STATED GOAL ->
Restate each line of the listing exactly, without carrying over any pictures.
── INPUT DATA ──
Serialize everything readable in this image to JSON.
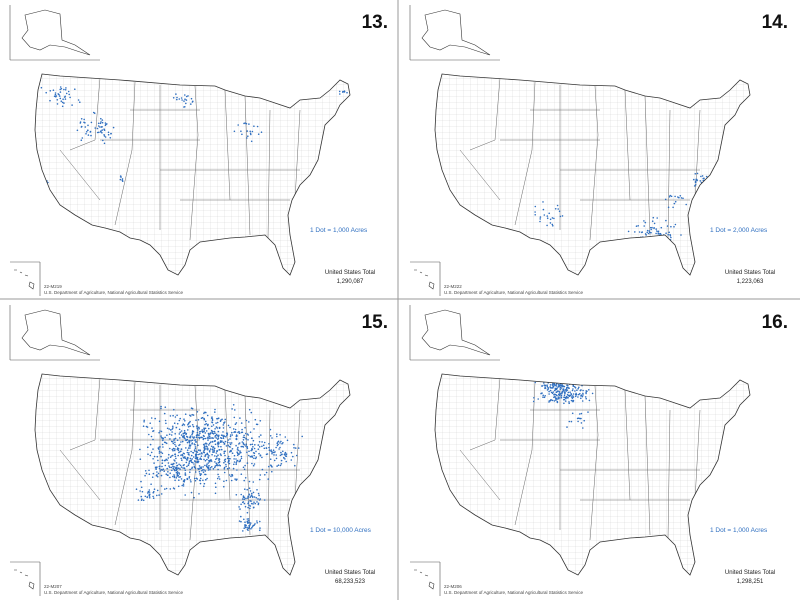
{
  "panels": [
    {
      "number": "13.",
      "legend": "1 Dot = 1,000 Acres",
      "total_label": "United States Total",
      "total": "1,290,087",
      "code": "22-M219",
      "source": "U.S. Department of Agriculture, National Agricultural Statistics Service"
    },
    {
      "number": "14.",
      "legend": "1 Dot = 2,000 Acres",
      "total_label": "United States Total",
      "total": "1,223,063",
      "code": "22-M222",
      "source": "U.S. Department of Agriculture, National Agricultural Statistics Service"
    },
    {
      "number": "15.",
      "legend": "1 Dot = 10,000 Acres",
      "total_label": "United States Total",
      "total": "68,233,523",
      "code": "22-M207",
      "source": "U.S. Department of Agriculture, National Agricultural Statistics Service"
    },
    {
      "number": "16.",
      "legend": "1 Dot = 1,000 Acres",
      "total_label": "United States Total",
      "total": "1,298,251",
      "code": "22-M206",
      "source": "U.S. Department of Agriculture, National Agricultural Statistics Service"
    }
  ]
}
───
TASK SOLUTION ->
Serialize everything readable in this image to JSON.
{
  "panels": [
    {
      "number": "13.",
      "legend": "1 Dot = 1,000 Acres",
      "total_label": "United States Total",
      "total": "1,290,087",
      "code": "22-M219",
      "source": "U.S. Department of Agriculture, National Agricultural Statistics Service"
    },
    {
      "number": "14.",
      "legend": "1 Dot = 2,000 Acres",
      "total_label": "United States Total",
      "total": "1,223,063",
      "code": "22-M222",
      "source": "U.S. Department of Agriculture, National Agricultural Statistics Service"
    },
    {
      "number": "15.",
      "legend": "1 Dot = 10,000 Acres",
      "total_label": "United States Total",
      "total": "68,233,523",
      "code": "22-M207",
      "source": "U.S. Department of Agriculture, National Agricultural Statistics Service"
    },
    {
      "number": "16.",
      "legend": "1 Dot = 1,000 Acres",
      "total_label": "United States Total",
      "total": "1,298,251",
      "code": "22-M206",
      "source": "U.S. Department of Agriculture, National Agricultural Statistics Service"
    }
  ]
}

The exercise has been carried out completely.